Extract each line from the entries below that has the string "choice" in it.
■ ■ ■ ■ ■ ■ ■
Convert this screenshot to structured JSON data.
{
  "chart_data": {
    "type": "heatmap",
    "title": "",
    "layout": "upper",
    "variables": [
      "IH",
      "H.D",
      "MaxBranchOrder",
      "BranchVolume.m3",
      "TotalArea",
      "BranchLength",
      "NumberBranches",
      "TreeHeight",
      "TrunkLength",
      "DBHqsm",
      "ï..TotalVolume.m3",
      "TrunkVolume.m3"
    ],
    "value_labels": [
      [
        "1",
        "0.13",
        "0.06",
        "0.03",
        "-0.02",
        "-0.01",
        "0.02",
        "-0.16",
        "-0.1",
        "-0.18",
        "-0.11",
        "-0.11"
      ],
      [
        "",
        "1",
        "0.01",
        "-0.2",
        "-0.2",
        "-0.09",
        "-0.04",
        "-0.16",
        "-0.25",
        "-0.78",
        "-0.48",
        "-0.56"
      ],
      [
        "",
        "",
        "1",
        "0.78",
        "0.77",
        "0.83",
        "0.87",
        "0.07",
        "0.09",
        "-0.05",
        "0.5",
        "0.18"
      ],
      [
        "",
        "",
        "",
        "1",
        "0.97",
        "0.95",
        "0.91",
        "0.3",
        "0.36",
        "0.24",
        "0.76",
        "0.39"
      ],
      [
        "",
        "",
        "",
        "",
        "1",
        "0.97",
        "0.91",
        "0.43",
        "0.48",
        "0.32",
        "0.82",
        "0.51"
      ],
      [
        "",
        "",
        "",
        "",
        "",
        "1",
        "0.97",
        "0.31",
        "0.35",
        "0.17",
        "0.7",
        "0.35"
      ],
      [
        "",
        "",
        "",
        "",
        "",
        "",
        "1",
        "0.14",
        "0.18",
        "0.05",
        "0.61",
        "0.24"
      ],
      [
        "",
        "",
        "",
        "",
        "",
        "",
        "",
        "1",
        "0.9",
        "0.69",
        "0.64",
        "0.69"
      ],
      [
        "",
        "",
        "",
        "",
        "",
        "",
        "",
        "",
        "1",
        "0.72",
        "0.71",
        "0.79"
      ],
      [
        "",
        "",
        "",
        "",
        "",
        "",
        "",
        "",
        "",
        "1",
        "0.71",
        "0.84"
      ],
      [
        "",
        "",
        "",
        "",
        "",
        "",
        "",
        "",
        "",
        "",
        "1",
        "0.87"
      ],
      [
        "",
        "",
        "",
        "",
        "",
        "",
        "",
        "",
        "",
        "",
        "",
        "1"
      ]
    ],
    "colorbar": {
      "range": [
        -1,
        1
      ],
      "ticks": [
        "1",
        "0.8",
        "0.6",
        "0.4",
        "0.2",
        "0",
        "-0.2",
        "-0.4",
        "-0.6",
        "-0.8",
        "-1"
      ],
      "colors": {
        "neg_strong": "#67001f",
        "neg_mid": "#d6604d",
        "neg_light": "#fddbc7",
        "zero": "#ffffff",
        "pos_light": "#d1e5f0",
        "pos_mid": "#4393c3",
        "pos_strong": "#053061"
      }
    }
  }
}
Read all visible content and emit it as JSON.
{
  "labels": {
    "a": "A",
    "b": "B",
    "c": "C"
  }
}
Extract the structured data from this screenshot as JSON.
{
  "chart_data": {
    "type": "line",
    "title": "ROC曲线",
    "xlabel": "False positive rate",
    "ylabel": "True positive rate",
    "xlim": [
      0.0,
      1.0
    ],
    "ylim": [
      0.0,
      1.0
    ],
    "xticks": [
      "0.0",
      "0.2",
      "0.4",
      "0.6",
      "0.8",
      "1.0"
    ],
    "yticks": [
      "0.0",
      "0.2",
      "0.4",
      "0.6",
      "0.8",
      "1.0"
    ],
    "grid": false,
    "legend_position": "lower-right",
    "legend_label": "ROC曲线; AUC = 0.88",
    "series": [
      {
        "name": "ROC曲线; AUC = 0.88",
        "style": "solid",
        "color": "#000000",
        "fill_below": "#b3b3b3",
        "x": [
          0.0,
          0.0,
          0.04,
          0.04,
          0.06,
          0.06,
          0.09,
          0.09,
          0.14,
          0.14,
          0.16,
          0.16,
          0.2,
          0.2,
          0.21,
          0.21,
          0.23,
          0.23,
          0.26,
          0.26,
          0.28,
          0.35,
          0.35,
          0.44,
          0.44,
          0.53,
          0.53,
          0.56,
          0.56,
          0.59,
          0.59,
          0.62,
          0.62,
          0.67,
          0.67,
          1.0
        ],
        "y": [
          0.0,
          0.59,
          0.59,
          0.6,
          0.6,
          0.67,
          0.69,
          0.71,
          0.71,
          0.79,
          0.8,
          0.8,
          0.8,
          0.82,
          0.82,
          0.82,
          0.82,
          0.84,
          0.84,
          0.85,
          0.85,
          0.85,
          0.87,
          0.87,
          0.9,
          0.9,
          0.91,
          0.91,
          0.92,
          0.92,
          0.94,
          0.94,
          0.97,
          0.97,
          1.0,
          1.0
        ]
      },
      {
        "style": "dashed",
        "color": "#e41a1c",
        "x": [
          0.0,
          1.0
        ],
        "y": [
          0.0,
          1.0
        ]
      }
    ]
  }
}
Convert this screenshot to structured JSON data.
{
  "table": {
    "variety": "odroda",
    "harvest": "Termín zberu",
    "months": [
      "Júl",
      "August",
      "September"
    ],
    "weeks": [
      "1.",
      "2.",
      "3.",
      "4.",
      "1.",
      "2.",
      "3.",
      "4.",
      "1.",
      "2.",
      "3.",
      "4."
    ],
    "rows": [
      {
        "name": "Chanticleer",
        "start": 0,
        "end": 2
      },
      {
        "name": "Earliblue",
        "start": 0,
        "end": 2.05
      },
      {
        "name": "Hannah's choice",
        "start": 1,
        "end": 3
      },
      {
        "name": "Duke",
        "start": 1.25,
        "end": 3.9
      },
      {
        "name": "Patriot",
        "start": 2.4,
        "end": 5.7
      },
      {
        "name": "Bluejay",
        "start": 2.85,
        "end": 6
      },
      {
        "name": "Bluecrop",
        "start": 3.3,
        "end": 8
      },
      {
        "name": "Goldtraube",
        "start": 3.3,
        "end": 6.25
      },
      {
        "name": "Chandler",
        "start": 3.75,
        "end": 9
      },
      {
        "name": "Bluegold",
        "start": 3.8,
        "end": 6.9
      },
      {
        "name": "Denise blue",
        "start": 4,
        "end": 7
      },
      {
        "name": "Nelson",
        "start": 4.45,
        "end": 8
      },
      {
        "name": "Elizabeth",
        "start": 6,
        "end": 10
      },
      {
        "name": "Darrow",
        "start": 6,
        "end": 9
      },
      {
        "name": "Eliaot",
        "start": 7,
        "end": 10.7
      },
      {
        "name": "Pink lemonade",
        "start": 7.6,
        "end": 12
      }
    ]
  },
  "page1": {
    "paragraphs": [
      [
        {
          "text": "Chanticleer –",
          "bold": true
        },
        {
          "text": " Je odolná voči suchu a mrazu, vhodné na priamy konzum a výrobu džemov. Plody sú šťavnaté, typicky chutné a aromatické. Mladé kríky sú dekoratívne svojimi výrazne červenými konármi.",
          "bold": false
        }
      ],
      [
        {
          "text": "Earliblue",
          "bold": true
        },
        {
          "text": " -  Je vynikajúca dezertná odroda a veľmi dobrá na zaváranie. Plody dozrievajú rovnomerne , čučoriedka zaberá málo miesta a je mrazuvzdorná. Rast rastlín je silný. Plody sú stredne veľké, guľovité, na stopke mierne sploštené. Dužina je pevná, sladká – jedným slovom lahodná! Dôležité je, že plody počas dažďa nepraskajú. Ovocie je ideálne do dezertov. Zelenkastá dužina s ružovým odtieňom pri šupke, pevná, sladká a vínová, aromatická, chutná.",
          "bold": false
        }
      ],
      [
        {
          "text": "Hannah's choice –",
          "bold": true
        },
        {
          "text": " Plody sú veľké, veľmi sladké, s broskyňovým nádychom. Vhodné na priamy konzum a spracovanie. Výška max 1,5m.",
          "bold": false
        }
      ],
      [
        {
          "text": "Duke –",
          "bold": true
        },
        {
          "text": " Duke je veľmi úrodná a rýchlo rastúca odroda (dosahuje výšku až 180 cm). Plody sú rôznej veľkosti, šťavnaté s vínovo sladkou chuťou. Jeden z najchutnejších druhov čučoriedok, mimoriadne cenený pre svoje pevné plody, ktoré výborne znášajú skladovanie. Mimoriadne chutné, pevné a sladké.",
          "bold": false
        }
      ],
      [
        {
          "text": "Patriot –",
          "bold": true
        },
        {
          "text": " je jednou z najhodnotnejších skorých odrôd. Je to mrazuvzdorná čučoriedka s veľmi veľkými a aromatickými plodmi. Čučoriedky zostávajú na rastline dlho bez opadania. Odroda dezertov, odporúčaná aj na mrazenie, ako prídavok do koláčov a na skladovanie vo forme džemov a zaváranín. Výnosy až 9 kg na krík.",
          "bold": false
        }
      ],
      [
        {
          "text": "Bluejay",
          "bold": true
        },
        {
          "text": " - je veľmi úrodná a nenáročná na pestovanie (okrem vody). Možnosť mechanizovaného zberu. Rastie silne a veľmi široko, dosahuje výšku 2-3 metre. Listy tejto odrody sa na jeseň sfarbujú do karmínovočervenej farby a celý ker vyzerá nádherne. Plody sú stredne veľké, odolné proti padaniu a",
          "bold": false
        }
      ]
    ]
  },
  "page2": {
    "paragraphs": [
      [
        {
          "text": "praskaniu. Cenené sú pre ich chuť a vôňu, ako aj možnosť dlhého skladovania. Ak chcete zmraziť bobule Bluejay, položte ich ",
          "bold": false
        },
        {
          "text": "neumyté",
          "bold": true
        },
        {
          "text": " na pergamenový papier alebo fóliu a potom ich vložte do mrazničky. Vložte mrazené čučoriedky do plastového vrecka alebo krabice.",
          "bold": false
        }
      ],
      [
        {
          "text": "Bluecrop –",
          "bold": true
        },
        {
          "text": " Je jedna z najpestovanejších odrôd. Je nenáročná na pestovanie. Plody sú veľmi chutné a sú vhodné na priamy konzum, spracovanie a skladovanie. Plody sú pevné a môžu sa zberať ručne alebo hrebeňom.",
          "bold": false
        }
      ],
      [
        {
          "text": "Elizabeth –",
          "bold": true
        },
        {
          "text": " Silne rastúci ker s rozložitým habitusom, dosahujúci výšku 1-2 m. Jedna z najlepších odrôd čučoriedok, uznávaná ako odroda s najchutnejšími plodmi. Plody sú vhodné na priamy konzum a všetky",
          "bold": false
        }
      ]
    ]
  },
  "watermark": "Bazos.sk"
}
■ ■ ■ ■ ■ ■ ■
Solution to this exercise:
        "name": "Hannah's choice",
          "text": "Hannah's choice –",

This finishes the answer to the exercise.